▶ Exercise task: Quote the lines from the line holding "What text is on this page?" to the very end of the listing, exactly, and no others.

▶ Data section:
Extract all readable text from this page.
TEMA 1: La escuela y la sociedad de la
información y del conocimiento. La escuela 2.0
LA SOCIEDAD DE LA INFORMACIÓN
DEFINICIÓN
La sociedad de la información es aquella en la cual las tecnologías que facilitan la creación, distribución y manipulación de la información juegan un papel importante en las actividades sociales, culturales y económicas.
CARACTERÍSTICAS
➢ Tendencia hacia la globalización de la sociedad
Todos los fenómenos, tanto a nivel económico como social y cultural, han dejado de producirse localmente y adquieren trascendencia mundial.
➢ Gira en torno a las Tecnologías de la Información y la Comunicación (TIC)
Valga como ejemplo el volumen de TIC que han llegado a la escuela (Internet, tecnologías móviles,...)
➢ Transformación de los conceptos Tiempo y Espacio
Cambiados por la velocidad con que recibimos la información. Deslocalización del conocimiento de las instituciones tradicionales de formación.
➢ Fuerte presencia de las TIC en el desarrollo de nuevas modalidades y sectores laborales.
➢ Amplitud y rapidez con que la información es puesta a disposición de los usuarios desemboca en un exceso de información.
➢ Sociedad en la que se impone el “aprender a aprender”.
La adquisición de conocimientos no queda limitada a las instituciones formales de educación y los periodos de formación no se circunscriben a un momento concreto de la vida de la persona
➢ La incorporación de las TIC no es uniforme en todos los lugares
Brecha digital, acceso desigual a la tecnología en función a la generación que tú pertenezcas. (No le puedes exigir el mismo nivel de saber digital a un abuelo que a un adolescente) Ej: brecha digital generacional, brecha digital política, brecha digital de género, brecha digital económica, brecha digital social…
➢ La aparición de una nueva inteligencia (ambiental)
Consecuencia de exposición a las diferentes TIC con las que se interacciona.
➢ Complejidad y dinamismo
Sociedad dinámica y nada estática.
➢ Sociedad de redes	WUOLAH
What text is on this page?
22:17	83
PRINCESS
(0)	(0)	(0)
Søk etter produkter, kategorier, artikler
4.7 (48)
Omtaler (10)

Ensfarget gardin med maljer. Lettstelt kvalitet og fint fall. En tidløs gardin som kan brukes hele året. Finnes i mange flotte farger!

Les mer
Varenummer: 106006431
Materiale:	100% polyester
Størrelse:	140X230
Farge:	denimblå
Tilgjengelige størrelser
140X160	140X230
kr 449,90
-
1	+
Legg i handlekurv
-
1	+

▶ Problem solution:
What text is on this page?
22:17	83
PRINCESS
(0)	(0)	(0)
Søk etter produkter, kategorier, artikler
4.7 (48)
Omtaler (10)

Ensfarget gardin med maljer. Lettstelt kvalitet og fint fall. En tidløs gardin som kan brukes hele året. Finnes i mange flotte farger!

Les mer
Varenummer: 106006431
Materiale:	100% polyester
Størrelse:	140X230
Farge:	denimblå
Tilgjengelige størrelser
140X160	140X230
kr 449,90
-
1	+
Legg i handlekurv
-
1	+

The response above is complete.